▸ **Do this**: Reproduce every item below verbatim, line for line.

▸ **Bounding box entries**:

--------------------------------------------------

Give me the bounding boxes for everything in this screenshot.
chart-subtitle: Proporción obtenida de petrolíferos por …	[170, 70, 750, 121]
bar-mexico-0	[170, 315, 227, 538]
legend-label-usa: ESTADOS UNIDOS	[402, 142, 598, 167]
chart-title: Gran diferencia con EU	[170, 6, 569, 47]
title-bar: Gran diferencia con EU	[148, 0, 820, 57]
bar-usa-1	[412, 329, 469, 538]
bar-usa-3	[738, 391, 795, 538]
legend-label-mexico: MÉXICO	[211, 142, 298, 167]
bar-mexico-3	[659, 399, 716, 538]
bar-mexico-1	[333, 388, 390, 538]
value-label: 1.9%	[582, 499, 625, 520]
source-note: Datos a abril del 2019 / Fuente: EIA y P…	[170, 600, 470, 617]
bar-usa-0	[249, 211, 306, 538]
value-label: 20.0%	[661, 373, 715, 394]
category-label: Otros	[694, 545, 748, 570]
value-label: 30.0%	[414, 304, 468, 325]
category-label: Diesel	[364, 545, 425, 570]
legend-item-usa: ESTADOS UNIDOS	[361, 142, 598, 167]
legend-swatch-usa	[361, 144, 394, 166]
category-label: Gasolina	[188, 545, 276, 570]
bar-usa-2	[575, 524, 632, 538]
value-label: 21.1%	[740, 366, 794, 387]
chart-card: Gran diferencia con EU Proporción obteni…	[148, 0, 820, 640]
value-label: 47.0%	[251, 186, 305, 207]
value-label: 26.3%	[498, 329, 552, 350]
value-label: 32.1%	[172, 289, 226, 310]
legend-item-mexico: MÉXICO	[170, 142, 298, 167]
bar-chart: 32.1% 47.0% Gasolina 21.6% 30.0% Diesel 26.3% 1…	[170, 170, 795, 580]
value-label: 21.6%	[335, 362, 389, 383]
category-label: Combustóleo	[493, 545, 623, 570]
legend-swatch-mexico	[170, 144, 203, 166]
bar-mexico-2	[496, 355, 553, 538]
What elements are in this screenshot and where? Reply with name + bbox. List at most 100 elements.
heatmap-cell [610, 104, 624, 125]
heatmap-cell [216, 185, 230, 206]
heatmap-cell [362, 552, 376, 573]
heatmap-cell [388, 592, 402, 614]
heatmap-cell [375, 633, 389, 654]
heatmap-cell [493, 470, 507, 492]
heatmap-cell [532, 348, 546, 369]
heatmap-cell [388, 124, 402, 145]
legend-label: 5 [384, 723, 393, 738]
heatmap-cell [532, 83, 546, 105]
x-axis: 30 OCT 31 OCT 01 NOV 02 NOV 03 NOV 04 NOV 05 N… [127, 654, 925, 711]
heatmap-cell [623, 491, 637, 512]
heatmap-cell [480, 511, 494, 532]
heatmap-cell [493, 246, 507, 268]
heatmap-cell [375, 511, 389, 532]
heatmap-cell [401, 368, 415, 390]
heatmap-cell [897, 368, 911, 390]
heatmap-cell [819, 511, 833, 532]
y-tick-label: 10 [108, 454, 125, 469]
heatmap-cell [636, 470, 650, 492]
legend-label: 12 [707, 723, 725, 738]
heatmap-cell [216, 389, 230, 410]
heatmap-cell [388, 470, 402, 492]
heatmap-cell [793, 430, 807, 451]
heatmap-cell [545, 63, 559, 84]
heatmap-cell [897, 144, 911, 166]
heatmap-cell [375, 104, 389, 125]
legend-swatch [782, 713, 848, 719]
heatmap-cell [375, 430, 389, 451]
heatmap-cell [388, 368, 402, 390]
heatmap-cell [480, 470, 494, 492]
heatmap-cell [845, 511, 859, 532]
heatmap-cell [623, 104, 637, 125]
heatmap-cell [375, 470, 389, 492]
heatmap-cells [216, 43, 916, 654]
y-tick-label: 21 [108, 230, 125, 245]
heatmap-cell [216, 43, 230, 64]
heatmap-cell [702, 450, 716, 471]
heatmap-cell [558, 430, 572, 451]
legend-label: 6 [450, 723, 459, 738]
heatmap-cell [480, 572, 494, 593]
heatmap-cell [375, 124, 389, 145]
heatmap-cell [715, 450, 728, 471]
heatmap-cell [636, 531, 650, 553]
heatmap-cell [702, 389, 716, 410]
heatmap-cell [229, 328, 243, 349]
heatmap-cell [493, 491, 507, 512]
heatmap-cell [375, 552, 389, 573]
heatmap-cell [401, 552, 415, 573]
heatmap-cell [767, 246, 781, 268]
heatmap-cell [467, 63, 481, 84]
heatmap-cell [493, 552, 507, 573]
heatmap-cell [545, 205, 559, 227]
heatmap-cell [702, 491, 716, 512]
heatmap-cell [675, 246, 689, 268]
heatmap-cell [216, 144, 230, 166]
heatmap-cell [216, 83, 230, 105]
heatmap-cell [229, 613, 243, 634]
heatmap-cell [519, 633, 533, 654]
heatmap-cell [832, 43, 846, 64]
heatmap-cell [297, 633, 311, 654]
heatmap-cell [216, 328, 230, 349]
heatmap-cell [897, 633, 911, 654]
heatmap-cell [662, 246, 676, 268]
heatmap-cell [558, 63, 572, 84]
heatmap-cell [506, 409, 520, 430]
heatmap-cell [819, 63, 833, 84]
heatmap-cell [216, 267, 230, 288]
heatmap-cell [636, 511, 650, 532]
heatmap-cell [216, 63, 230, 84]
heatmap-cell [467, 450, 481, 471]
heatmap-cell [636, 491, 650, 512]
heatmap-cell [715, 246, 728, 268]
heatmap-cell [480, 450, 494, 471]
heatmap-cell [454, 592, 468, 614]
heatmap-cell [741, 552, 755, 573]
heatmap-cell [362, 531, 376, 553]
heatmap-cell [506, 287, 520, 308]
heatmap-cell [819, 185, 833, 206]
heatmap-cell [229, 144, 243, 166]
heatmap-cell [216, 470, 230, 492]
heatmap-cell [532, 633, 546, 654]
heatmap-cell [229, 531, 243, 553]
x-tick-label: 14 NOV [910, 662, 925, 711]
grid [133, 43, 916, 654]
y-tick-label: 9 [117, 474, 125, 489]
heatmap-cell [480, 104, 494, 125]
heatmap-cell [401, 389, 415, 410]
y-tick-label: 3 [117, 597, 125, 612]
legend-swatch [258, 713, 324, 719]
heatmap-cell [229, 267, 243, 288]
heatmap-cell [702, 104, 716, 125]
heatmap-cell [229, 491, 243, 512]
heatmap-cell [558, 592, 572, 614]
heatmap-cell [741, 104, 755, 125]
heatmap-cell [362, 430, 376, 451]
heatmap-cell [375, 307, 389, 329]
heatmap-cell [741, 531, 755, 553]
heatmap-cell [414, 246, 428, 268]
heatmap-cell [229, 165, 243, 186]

--------------------------------------------------

▸ **Right answer**:
Give me the bounding boxes for everything in this screenshot.
chart-subtitle: Proporción obtenida de petrolíferos por …	[170, 70, 750, 121]
bar-mexico-0	[170, 315, 227, 538]
legend-label-usa: ESTADOS UNIDOS	[402, 142, 598, 167]
chart-title: Gran diferencia con EU	[170, 6, 569, 47]
title-bar: Gran diferencia con EU	[148, 0, 820, 57]
bar-usa-1	[412, 329, 469, 538]
bar-usa-3	[738, 391, 795, 538]
legend-label-mexico: MÉXICO	[211, 142, 298, 167]
bar-mexico-3	[659, 399, 716, 538]
bar-mexico-1	[333, 388, 390, 538]
value-label: 1.9%	[582, 499, 625, 520]
source-note: Datos a abril del 2019 / Fuente: EIA y P…	[170, 600, 470, 617]
bar-usa-0	[249, 211, 306, 538]
value-label: 20.0%	[661, 373, 715, 394]
category-label: Otros	[694, 545, 748, 570]
value-label: 30.0%	[414, 304, 468, 325]
category-label: Diesel	[364, 545, 425, 570]
legend-item-usa: ESTADOS UNIDOS	[361, 142, 598, 167]
legend-swatch-usa	[361, 144, 394, 166]
category-label: Gasolina	[188, 545, 276, 570]
bar-usa-2	[575, 524, 632, 538]
value-label: 21.1%	[740, 366, 794, 387]
chart-card: Gran diferencia con EU Proporción obteni…	[148, 0, 820, 640]
value-label: 47.0%	[251, 186, 305, 207]
value-label: 26.3%	[498, 329, 552, 350]
value-label: 32.1%	[172, 289, 226, 310]
legend-item-mexico: MÉXICO	[170, 142, 298, 167]
bar-chart: 32.1% 47.0% Gasolina 21.6% 30.0% Diesel 26.3% 1…	[170, 170, 795, 580]
value-label: 21.6%	[335, 362, 389, 383]
category-label: Combustóleo	[493, 545, 623, 570]
legend-swatch-mexico	[170, 144, 203, 166]
bar-mexico-2	[496, 355, 553, 538]
What elements are in this screenshot and where? Reply with name + bbox. List at most 100 elements.
heatmap-cell [610, 104, 624, 125]
heatmap-cell [216, 185, 230, 206]
heatmap-cell [362, 552, 376, 573]
heatmap-cell [388, 592, 402, 614]
heatmap-cell [375, 633, 389, 654]
heatmap-cell [493, 470, 507, 492]
heatmap-cell [532, 348, 546, 369]
heatmap-cell [388, 124, 402, 145]
legend-label: 5 [384, 723, 393, 738]
heatmap-cell [532, 83, 546, 105]
x-axis: 30 OCT 31 OCT 01 NOV 02 NOV 03 NOV 04 NOV 05 N… [127, 654, 925, 711]
heatmap-cell [623, 491, 637, 512]
heatmap-cell [480, 511, 494, 532]
heatmap-cell [493, 246, 507, 268]
heatmap-cell [375, 511, 389, 532]
heatmap-cell [401, 368, 415, 390]
heatmap-cell [897, 368, 911, 390]
heatmap-cell [819, 511, 833, 532]
y-tick-label: 10 [108, 454, 125, 469]
heatmap-cell [636, 470, 650, 492]
legend-label: 12 [707, 723, 725, 738]
heatmap-cell [216, 389, 230, 410]
heatmap-cell [388, 470, 402, 492]
heatmap-cell [793, 430, 807, 451]
heatmap-cell [545, 63, 559, 84]
heatmap-cell [897, 144, 911, 166]
heatmap-cell [375, 104, 389, 125]
legend-swatch [782, 713, 848, 719]
heatmap-cell [375, 430, 389, 451]
heatmap-cell [388, 368, 402, 390]
heatmap-cell [480, 470, 494, 492]
heatmap-cell [845, 511, 859, 532]
heatmap-cell [623, 104, 637, 125]
heatmap-cell [375, 470, 389, 492]
heatmap-cells [216, 43, 916, 654]
y-tick-label: 21 [108, 230, 125, 245]
heatmap-cell [216, 43, 230, 64]
heatmap-cell [702, 450, 716, 471]
heatmap-cell [558, 430, 572, 451]
legend-label: 6 [450, 723, 459, 738]
heatmap-cell [480, 572, 494, 593]
heatmap-cell [375, 124, 389, 145]
heatmap-cell [715, 450, 728, 471]
heatmap-cell [636, 531, 650, 553]
heatmap-cell [702, 389, 716, 410]
heatmap-cell [229, 328, 243, 349]
heatmap-cell [493, 491, 507, 512]
heatmap-cell [375, 552, 389, 573]
heatmap-cell [401, 552, 415, 573]
heatmap-cell [767, 246, 781, 268]
heatmap-cell [467, 63, 481, 84]
heatmap-cell [493, 552, 507, 573]
heatmap-cell [545, 205, 559, 227]
heatmap-cell [702, 491, 716, 512]
heatmap-cell [675, 246, 689, 268]
heatmap-cell [216, 144, 230, 166]
heatmap-cell [216, 83, 230, 105]
heatmap-cell [229, 613, 243, 634]
heatmap-cell [519, 633, 533, 654]
heatmap-cell [832, 43, 846, 64]
heatmap-cell [297, 633, 311, 654]
heatmap-cell [216, 328, 230, 349]
heatmap-cell [897, 633, 911, 654]
heatmap-cell [662, 246, 676, 268]
heatmap-cell [558, 63, 572, 84]
heatmap-cell [506, 409, 520, 430]
heatmap-cell [819, 63, 833, 84]
heatmap-cell [216, 267, 230, 288]
heatmap-cell [636, 511, 650, 532]
heatmap-cell [216, 63, 230, 84]
heatmap-cell [467, 450, 481, 471]
heatmap-cell [636, 491, 650, 512]
heatmap-cell [715, 246, 728, 268]
heatmap-cell [480, 450, 494, 471]
heatmap-cell [454, 592, 468, 614]
heatmap-cell [741, 552, 755, 573]
heatmap-cell [362, 531, 376, 553]
heatmap-cell [506, 287, 520, 308]
heatmap-cell [819, 185, 833, 206]
heatmap-cell [229, 144, 243, 166]
heatmap-cell [216, 470, 230, 492]
heatmap-cell [532, 633, 546, 654]
heatmap-cell [229, 531, 243, 553]
x-tick-label: 14 NOV [910, 662, 925, 711]
grid [133, 43, 916, 654]
y-tick-label: 9 [117, 474, 125, 489]
heatmap-cell [480, 104, 494, 125]
heatmap-cell [401, 389, 415, 410]
y-tick-label: 3 [117, 597, 125, 612]
legend-swatch [258, 713, 324, 719]
heatmap-cell [229, 267, 243, 288]
heatmap-cell [702, 104, 716, 125]
heatmap-cell [229, 491, 243, 512]
heatmap-cell [558, 592, 572, 614]
heatmap-cell [741, 104, 755, 125]
heatmap-cell [362, 430, 376, 451]
heatmap-cell [375, 307, 389, 329]
heatmap-cell [741, 531, 755, 553]
heatmap-cell [414, 246, 428, 268]
heatmap-cell [229, 165, 243, 186]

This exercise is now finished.